● **Task objective**: Print out the entries below with no edits.

● **Supplied records**:
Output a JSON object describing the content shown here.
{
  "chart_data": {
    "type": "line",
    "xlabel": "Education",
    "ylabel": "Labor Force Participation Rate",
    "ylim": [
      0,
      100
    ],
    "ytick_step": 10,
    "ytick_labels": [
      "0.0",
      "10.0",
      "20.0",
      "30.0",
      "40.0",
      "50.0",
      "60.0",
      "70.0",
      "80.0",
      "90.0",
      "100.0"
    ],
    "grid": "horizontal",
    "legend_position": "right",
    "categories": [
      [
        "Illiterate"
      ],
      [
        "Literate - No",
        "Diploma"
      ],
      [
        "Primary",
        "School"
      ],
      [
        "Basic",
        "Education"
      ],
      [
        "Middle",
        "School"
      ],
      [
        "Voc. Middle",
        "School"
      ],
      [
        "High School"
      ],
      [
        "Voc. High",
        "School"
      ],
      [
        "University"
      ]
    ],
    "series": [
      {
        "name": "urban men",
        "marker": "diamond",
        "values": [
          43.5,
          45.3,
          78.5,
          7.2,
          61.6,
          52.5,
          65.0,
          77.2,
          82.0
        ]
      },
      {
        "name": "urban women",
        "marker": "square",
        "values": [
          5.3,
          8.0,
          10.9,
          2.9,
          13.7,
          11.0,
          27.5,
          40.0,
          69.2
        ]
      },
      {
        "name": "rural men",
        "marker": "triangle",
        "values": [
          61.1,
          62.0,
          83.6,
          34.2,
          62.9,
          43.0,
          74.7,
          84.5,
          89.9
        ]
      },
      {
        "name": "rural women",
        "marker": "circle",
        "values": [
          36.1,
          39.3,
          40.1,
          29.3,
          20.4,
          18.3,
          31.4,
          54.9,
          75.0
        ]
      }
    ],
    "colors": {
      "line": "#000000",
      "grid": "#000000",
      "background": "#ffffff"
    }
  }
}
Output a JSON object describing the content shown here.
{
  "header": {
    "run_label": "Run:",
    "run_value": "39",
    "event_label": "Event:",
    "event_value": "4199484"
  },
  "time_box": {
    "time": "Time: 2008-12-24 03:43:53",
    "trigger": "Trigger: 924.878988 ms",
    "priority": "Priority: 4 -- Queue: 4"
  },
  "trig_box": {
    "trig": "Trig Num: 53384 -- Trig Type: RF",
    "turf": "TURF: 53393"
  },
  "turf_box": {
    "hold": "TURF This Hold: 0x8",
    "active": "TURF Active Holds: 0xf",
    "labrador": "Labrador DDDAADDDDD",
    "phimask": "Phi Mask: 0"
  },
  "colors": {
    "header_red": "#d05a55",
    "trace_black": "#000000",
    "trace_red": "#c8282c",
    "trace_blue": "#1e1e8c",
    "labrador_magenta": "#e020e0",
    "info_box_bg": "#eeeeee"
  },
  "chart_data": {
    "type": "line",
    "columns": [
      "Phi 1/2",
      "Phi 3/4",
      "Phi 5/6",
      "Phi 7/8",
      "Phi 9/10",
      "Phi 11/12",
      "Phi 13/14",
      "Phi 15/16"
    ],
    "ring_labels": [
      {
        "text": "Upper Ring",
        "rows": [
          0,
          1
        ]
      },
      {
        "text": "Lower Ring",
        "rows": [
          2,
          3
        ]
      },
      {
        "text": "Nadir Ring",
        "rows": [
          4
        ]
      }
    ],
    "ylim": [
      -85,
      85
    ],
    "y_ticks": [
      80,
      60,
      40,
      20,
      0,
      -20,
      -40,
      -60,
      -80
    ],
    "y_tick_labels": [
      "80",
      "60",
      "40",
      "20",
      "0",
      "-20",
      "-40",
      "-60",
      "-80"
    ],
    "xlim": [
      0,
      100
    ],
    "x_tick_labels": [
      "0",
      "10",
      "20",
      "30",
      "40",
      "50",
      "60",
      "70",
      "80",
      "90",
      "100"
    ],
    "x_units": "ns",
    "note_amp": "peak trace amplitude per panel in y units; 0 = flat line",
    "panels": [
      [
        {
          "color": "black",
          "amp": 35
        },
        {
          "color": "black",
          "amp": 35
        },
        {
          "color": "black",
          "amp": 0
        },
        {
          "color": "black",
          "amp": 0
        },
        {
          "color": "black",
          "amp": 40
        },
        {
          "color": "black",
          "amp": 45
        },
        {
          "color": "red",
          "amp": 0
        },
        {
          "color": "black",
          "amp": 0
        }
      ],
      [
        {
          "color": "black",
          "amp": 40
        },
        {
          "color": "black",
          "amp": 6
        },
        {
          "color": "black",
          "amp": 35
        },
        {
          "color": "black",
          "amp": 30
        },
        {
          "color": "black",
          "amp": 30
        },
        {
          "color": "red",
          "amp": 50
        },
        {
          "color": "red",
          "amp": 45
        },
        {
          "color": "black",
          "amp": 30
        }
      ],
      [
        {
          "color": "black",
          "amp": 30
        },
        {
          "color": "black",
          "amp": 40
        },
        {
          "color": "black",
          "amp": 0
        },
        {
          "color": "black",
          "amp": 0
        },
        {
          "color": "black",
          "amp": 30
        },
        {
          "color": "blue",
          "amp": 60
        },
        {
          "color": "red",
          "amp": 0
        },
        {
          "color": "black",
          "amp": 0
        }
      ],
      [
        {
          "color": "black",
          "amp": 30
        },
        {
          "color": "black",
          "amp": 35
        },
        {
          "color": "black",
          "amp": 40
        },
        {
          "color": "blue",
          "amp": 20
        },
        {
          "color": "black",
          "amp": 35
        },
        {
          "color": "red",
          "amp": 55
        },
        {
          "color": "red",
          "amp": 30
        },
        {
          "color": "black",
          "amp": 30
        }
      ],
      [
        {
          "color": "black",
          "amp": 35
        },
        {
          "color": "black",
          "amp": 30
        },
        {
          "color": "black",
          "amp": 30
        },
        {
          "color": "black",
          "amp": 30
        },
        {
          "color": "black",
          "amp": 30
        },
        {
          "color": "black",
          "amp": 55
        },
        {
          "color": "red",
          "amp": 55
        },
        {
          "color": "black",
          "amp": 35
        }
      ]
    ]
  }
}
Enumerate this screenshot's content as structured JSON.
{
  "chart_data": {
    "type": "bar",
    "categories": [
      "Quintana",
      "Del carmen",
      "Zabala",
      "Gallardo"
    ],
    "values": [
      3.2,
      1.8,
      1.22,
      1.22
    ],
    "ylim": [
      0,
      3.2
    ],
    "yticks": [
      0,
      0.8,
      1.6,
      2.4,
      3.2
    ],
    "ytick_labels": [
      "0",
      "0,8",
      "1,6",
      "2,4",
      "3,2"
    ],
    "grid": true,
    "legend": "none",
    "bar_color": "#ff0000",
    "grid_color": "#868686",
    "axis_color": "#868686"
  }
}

● **Task output**:
Output a JSON object describing the content shown here.
{
  "chart_data": {
    "type": "line",
    "xlabel": "Education",
    "ylabel": "Labor Force Participation Rate",
    "ylim": [
      0,
      100
    ],
    "ytick_step": 10,
    "ytick_labels": [
      "0.0",
      "10.0",
      "20.0",
      "30.0",
      "40.0",
      "50.0",
      "60.0",
      "70.0",
      "80.0",
      "90.0",
      "100.0"
    ],
    "grid": "horizontal",
    "legend_position": "right",
    "categories": [
      [
        "Illiterate"
      ],
      [
        "Literate - No",
        "Diploma"
      ],
      [
        "Primary",
        "School"
      ],
      [
        "Basic",
        "Education"
      ],
      [
        "Middle",
        "School"
      ],
      [
        "Voc. Middle",
        "School"
      ],
      [
        "High School"
      ],
      [
        "Voc. High",
        "School"
      ],
      [
        "University"
      ]
    ],
    "series": [
      {
        "name": "urban men",
        "marker": "diamond",
        "values": [
          43.5,
          45.3,
          78.5,
          7.2,
          61.6,
          52.5,
          65.0,
          77.2,
          82.0
        ]
      },
      {
        "name": "urban women",
        "marker": "square",
        "values": [
          5.3,
          8.0,
          10.9,
          2.9,
          13.7,
          11.0,
          27.5,
          40.0,
          69.2
        ]
      },
      {
        "name": "rural men",
        "marker": "triangle",
        "values": [
          61.1,
          62.0,
          83.6,
          34.2,
          62.9,
          43.0,
          74.7,
          84.5,
          89.9
        ]
      },
      {
        "name": "rural women",
        "marker": "circle",
        "values": [
          36.1,
          39.3,
          40.1,
          29.3,
          20.4,
          18.3,
          31.4,
          54.9,
          75.0
        ]
      }
    ],
    "colors": {
      "line": "#000000",
      "grid": "#000000",
      "background": "#ffffff"
    }
  }
}
Output a JSON object describing the content shown here.
{
  "header": {
    "run_label": "Run:",
    "run_value": "39",
    "event_label": "Event:",
    "event_value": "4199484"
  },
  "time_box": {
    "time": "Time: 2008-12-24 03:43:53",
    "trigger": "Trigger: 924.878988 ms",
    "priority": "Priority: 4 -- Queue: 4"
  },
  "trig_box": {
    "trig": "Trig Num: 53384 -- Trig Type: RF",
    "turf": "TURF: 53393"
  },
  "turf_box": {
    "hold": "TURF This Hold: 0x8",
    "active": "TURF Active Holds: 0xf",
    "labrador": "Labrador DDDAADDDDD",
    "phimask": "Phi Mask: 0"
  },
  "colors": {
    "header_red": "#d05a55",
    "trace_black": "#000000",
    "trace_red": "#c8282c",
    "trace_blue": "#1e1e8c",
    "labrador_magenta": "#e020e0",
    "info_box_bg": "#eeeeee"
  },
  "chart_data": {
    "type": "line",
    "columns": [
      "Phi 1/2",
      "Phi 3/4",
      "Phi 5/6",
      "Phi 7/8",
      "Phi 9/10",
      "Phi 11/12",
      "Phi 13/14",
      "Phi 15/16"
    ],
    "ring_labels": [
      {
        "text": "Upper Ring",
        "rows": [
          0,
          1
        ]
      },
      {
        "text": "Lower Ring",
        "rows": [
          2,
          3
        ]
      },
      {
        "text": "Nadir Ring",
        "rows": [
          4
        ]
      }
    ],
    "ylim": [
      -85,
      85
    ],
    "y_ticks": [
      80,
      60,
      40,
      20,
      0,
      -20,
      -40,
      -60,
      -80
    ],
    "y_tick_labels": [
      "80",
      "60",
      "40",
      "20",
      "0",
      "-20",
      "-40",
      "-60",
      "-80"
    ],
    "xlim": [
      0,
      100
    ],
    "x_tick_labels": [
      "0",
      "10",
      "20",
      "30",
      "40",
      "50",
      "60",
      "70",
      "80",
      "90",
      "100"
    ],
    "x_units": "ns",
    "note_amp": "peak trace amplitude per panel in y units; 0 = flat line",
    "panels": [
      [
        {
          "color": "black",
          "amp": 35
        },
        {
          "color": "black",
          "amp": 35
        },
        {
          "color": "black",
          "amp": 0
        },
        {
          "color": "black",
          "amp": 0
        },
        {
          "color": "black",
          "amp": 40
        },
        {
          "color": "black",
          "amp": 45
        },
        {
          "color": "red",
          "amp": 0
        },
        {
          "color": "black",
          "amp": 0
        }
      ],
      [
        {
          "color": "black",
          "amp": 40
        },
        {
          "color": "black",
          "amp": 6
        },
        {
          "color": "black",
          "amp": 35
        },
        {
          "color": "black",
          "amp": 30
        },
        {
          "color": "black",
          "amp": 30
        },
        {
          "color": "red",
          "amp": 50
        },
        {
          "color": "red",
          "amp": 45
        },
        {
          "color": "black",
          "amp": 30
        }
      ],
      [
        {
          "color": "black",
          "amp": 30
        },
        {
          "color": "black",
          "amp": 40
        },
        {
          "color": "black",
          "amp": 0
        },
        {
          "color": "black",
          "amp": 0
        },
        {
          "color": "black",
          "amp": 30
        },
        {
          "color": "blue",
          "amp": 60
        },
        {
          "color": "red",
          "amp": 0
        },
        {
          "color": "black",
          "amp": 0
        }
      ],
      [
        {
          "color": "black",
          "amp": 30
        },
        {
          "color": "black",
          "amp": 35
        },
        {
          "color": "black",
          "amp": 40
        },
        {
          "color": "blue",
          "amp": 20
        },
        {
          "color": "black",
          "amp": 35
        },
        {
          "color": "red",
          "amp": 55
        },
        {
          "color": "red",
          "amp": 30
        },
        {
          "color": "black",
          "amp": 30
        }
      ],
      [
        {
          "color": "black",
          "amp": 35
        },
        {
          "color": "black",
          "amp": 30
        },
        {
          "color": "black",
          "amp": 30
        },
        {
          "color": "black",
          "amp": 30
        },
        {
          "color": "black",
          "amp": 30
        },
        {
          "color": "black",
          "amp": 55
        },
        {
          "color": "red",
          "amp": 55
        },
        {
          "color": "black",
          "amp": 35
        }
      ]
    ]
  }
}
Enumerate this screenshot's content as structured JSON.
{
  "chart_data": {
    "type": "bar",
    "categories": [
      "Quintana",
      "Del carmen",
      "Zabala",
      "Gallardo"
    ],
    "values": [
      3.2,
      1.8,
      1.22,
      1.22
    ],
    "ylim": [
      0,
      3.2
    ],
    "yticks": [
      0,
      0.8,
      1.6,
      2.4,
      3.2
    ],
    "ytick_labels": [
      "0",
      "0,8",
      "1,6",
      "2,4",
      "3,2"
    ],
    "grid": true,
    "legend": "none",
    "bar_color": "#ff0000",
    "grid_color": "#868686",
    "axis_color": "#868686"
  }
}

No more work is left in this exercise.